[Collected data]
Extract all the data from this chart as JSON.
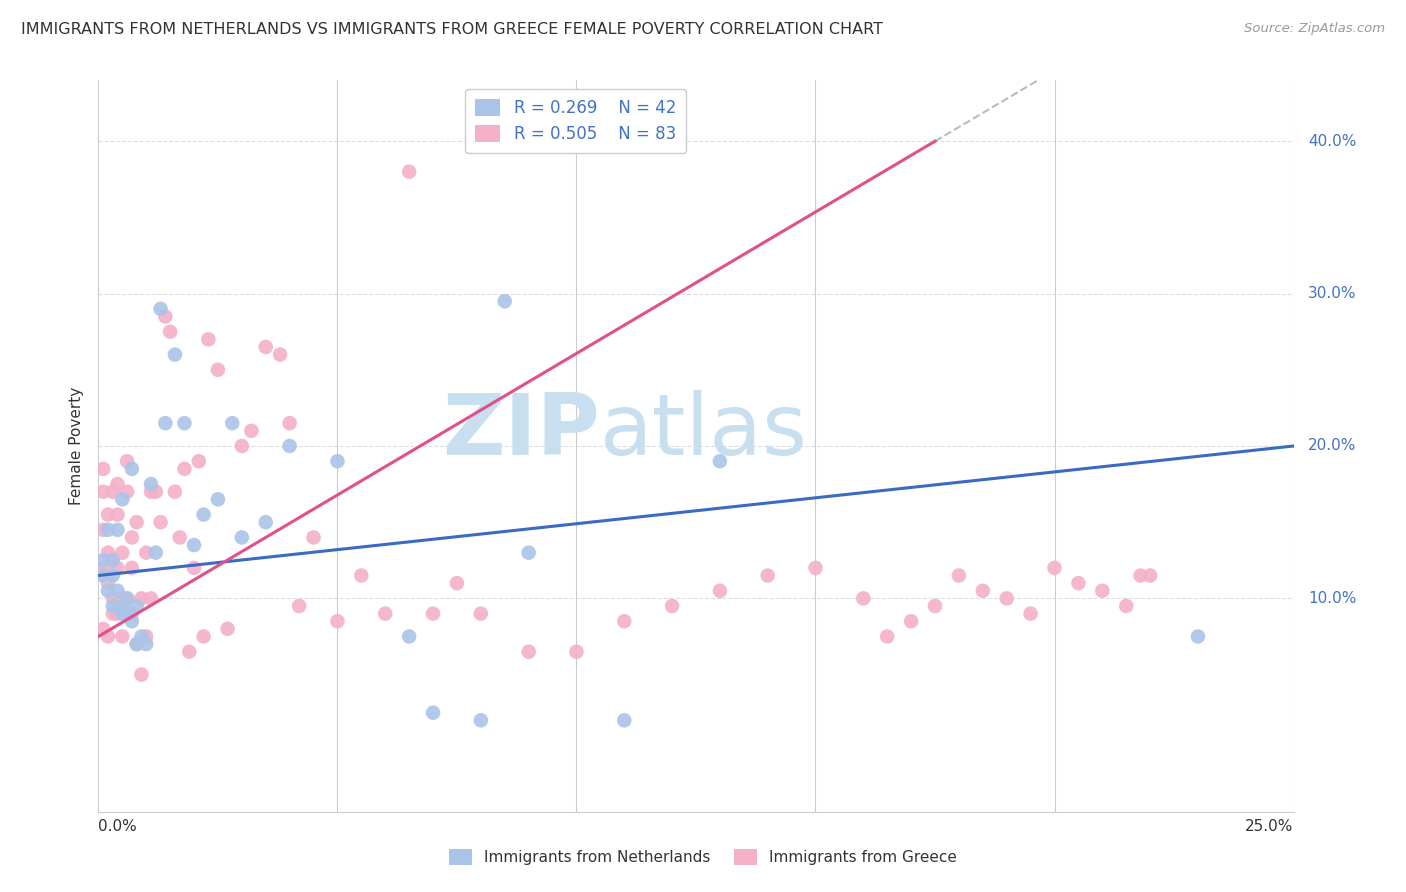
{
  "title": "IMMIGRANTS FROM NETHERLANDS VS IMMIGRANTS FROM GREECE FEMALE POVERTY CORRELATION CHART",
  "source": "Source: ZipAtlas.com",
  "ylabel": "Female Poverty",
  "y_tick_labels": [
    "10.0%",
    "20.0%",
    "30.0%",
    "40.0%"
  ],
  "y_tick_values": [
    0.1,
    0.2,
    0.3,
    0.4
  ],
  "x_range": [
    0.0,
    0.25
  ],
  "y_range": [
    -0.04,
    0.44
  ],
  "color_netherlands": "#aac4e8",
  "color_greece": "#f4b0c8",
  "trendline_netherlands": "#3a6bc4",
  "trendline_greece": "#e0508a",
  "trendline_dashed": "#bbbbbb",
  "watermark_zip": "ZIP",
  "watermark_atlas": "atlas",
  "watermark_color": "#c8dff0",
  "nl_trend_x0": 0.0,
  "nl_trend_y0": 0.115,
  "nl_trend_x1": 0.25,
  "nl_trend_y1": 0.2,
  "gr_trend_x0": 0.0,
  "gr_trend_y0": 0.075,
  "gr_trend_x1": 0.175,
  "gr_trend_y1": 0.4,
  "gr_trend_dash_x0": 0.175,
  "gr_trend_dash_x1": 0.25,
  "netherlands_x": [
    0.001,
    0.001,
    0.002,
    0.002,
    0.003,
    0.003,
    0.003,
    0.004,
    0.004,
    0.005,
    0.005,
    0.005,
    0.006,
    0.006,
    0.007,
    0.007,
    0.008,
    0.008,
    0.009,
    0.01,
    0.011,
    0.012,
    0.013,
    0.014,
    0.016,
    0.018,
    0.02,
    0.022,
    0.025,
    0.028,
    0.03,
    0.035,
    0.04,
    0.05,
    0.065,
    0.07,
    0.08,
    0.085,
    0.09,
    0.11,
    0.13,
    0.23
  ],
  "netherlands_y": [
    0.115,
    0.125,
    0.105,
    0.145,
    0.115,
    0.095,
    0.125,
    0.105,
    0.145,
    0.09,
    0.095,
    0.165,
    0.1,
    0.09,
    0.185,
    0.085,
    0.095,
    0.07,
    0.075,
    0.07,
    0.175,
    0.13,
    0.29,
    0.215,
    0.26,
    0.215,
    0.135,
    0.155,
    0.165,
    0.215,
    0.14,
    0.15,
    0.2,
    0.19,
    0.075,
    0.025,
    0.02,
    0.295,
    0.13,
    0.02,
    0.19,
    0.075
  ],
  "greece_x": [
    0.001,
    0.001,
    0.001,
    0.001,
    0.001,
    0.002,
    0.002,
    0.002,
    0.002,
    0.003,
    0.003,
    0.003,
    0.003,
    0.004,
    0.004,
    0.004,
    0.004,
    0.005,
    0.005,
    0.005,
    0.006,
    0.006,
    0.006,
    0.007,
    0.007,
    0.007,
    0.008,
    0.008,
    0.009,
    0.009,
    0.01,
    0.01,
    0.011,
    0.011,
    0.012,
    0.013,
    0.014,
    0.015,
    0.016,
    0.017,
    0.018,
    0.019,
    0.02,
    0.021,
    0.022,
    0.023,
    0.025,
    0.027,
    0.03,
    0.032,
    0.035,
    0.038,
    0.04,
    0.042,
    0.045,
    0.05,
    0.055,
    0.06,
    0.065,
    0.07,
    0.075,
    0.08,
    0.09,
    0.1,
    0.11,
    0.12,
    0.13,
    0.14,
    0.15,
    0.16,
    0.165,
    0.17,
    0.175,
    0.18,
    0.185,
    0.19,
    0.195,
    0.2,
    0.205,
    0.21,
    0.215,
    0.218,
    0.22
  ],
  "greece_y": [
    0.145,
    0.17,
    0.185,
    0.12,
    0.08,
    0.11,
    0.13,
    0.155,
    0.075,
    0.125,
    0.17,
    0.09,
    0.1,
    0.155,
    0.12,
    0.175,
    0.09,
    0.075,
    0.1,
    0.13,
    0.17,
    0.1,
    0.19,
    0.14,
    0.12,
    0.09,
    0.15,
    0.07,
    0.1,
    0.05,
    0.13,
    0.075,
    0.17,
    0.1,
    0.17,
    0.15,
    0.285,
    0.275,
    0.17,
    0.14,
    0.185,
    0.065,
    0.12,
    0.19,
    0.075,
    0.27,
    0.25,
    0.08,
    0.2,
    0.21,
    0.265,
    0.26,
    0.215,
    0.095,
    0.14,
    0.085,
    0.115,
    0.09,
    0.38,
    0.09,
    0.11,
    0.09,
    0.065,
    0.065,
    0.085,
    0.095,
    0.105,
    0.115,
    0.12,
    0.1,
    0.075,
    0.085,
    0.095,
    0.115,
    0.105,
    0.1,
    0.09,
    0.12,
    0.11,
    0.105,
    0.095,
    0.115,
    0.115
  ]
}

-- INSTRUCTIONS FOR THE TASK --
Output the data above without changes, apart from leaving out the pictures.

-- RESULT OF THE EXERCISE --
Extract all the data from this chart as JSON.
{
  "title": "IMMIGRANTS FROM NETHERLANDS VS IMMIGRANTS FROM GREECE FEMALE POVERTY CORRELATION CHART",
  "source": "Source: ZipAtlas.com",
  "ylabel": "Female Poverty",
  "y_tick_labels": [
    "10.0%",
    "20.0%",
    "30.0%",
    "40.0%"
  ],
  "y_tick_values": [
    0.1,
    0.2,
    0.3,
    0.4
  ],
  "x_range": [
    0.0,
    0.25
  ],
  "y_range": [
    -0.04,
    0.44
  ],
  "color_netherlands": "#aac4e8",
  "color_greece": "#f4b0c8",
  "trendline_netherlands": "#3a6bc4",
  "trendline_greece": "#e0508a",
  "trendline_dashed": "#bbbbbb",
  "watermark_zip": "ZIP",
  "watermark_atlas": "atlas",
  "watermark_color": "#c8dff0",
  "nl_trend_x0": 0.0,
  "nl_trend_y0": 0.115,
  "nl_trend_x1": 0.25,
  "nl_trend_y1": 0.2,
  "gr_trend_x0": 0.0,
  "gr_trend_y0": 0.075,
  "gr_trend_x1": 0.175,
  "gr_trend_y1": 0.4,
  "gr_trend_dash_x0": 0.175,
  "gr_trend_dash_x1": 0.25,
  "netherlands_x": [
    0.001,
    0.001,
    0.002,
    0.002,
    0.003,
    0.003,
    0.003,
    0.004,
    0.004,
    0.005,
    0.005,
    0.005,
    0.006,
    0.006,
    0.007,
    0.007,
    0.008,
    0.008,
    0.009,
    0.01,
    0.011,
    0.012,
    0.013,
    0.014,
    0.016,
    0.018,
    0.02,
    0.022,
    0.025,
    0.028,
    0.03,
    0.035,
    0.04,
    0.05,
    0.065,
    0.07,
    0.08,
    0.085,
    0.09,
    0.11,
    0.13,
    0.23
  ],
  "netherlands_y": [
    0.115,
    0.125,
    0.105,
    0.145,
    0.115,
    0.095,
    0.125,
    0.105,
    0.145,
    0.09,
    0.095,
    0.165,
    0.1,
    0.09,
    0.185,
    0.085,
    0.095,
    0.07,
    0.075,
    0.07,
    0.175,
    0.13,
    0.29,
    0.215,
    0.26,
    0.215,
    0.135,
    0.155,
    0.165,
    0.215,
    0.14,
    0.15,
    0.2,
    0.19,
    0.075,
    0.025,
    0.02,
    0.295,
    0.13,
    0.02,
    0.19,
    0.075
  ],
  "greece_x": [
    0.001,
    0.001,
    0.001,
    0.001,
    0.001,
    0.002,
    0.002,
    0.002,
    0.002,
    0.003,
    0.003,
    0.003,
    0.003,
    0.004,
    0.004,
    0.004,
    0.004,
    0.005,
    0.005,
    0.005,
    0.006,
    0.006,
    0.006,
    0.007,
    0.007,
    0.007,
    0.008,
    0.008,
    0.009,
    0.009,
    0.01,
    0.01,
    0.011,
    0.011,
    0.012,
    0.013,
    0.014,
    0.015,
    0.016,
    0.017,
    0.018,
    0.019,
    0.02,
    0.021,
    0.022,
    0.023,
    0.025,
    0.027,
    0.03,
    0.032,
    0.035,
    0.038,
    0.04,
    0.042,
    0.045,
    0.05,
    0.055,
    0.06,
    0.065,
    0.07,
    0.075,
    0.08,
    0.09,
    0.1,
    0.11,
    0.12,
    0.13,
    0.14,
    0.15,
    0.16,
    0.165,
    0.17,
    0.175,
    0.18,
    0.185,
    0.19,
    0.195,
    0.2,
    0.205,
    0.21,
    0.215,
    0.218,
    0.22
  ],
  "greece_y": [
    0.145,
    0.17,
    0.185,
    0.12,
    0.08,
    0.11,
    0.13,
    0.155,
    0.075,
    0.125,
    0.17,
    0.09,
    0.1,
    0.155,
    0.12,
    0.175,
    0.09,
    0.075,
    0.1,
    0.13,
    0.17,
    0.1,
    0.19,
    0.14,
    0.12,
    0.09,
    0.15,
    0.07,
    0.1,
    0.05,
    0.13,
    0.075,
    0.17,
    0.1,
    0.17,
    0.15,
    0.285,
    0.275,
    0.17,
    0.14,
    0.185,
    0.065,
    0.12,
    0.19,
    0.075,
    0.27,
    0.25,
    0.08,
    0.2,
    0.21,
    0.265,
    0.26,
    0.215,
    0.095,
    0.14,
    0.085,
    0.115,
    0.09,
    0.38,
    0.09,
    0.11,
    0.09,
    0.065,
    0.065,
    0.085,
    0.095,
    0.105,
    0.115,
    0.12,
    0.1,
    0.075,
    0.085,
    0.095,
    0.115,
    0.105,
    0.1,
    0.09,
    0.12,
    0.11,
    0.105,
    0.095,
    0.115,
    0.115
  ]
}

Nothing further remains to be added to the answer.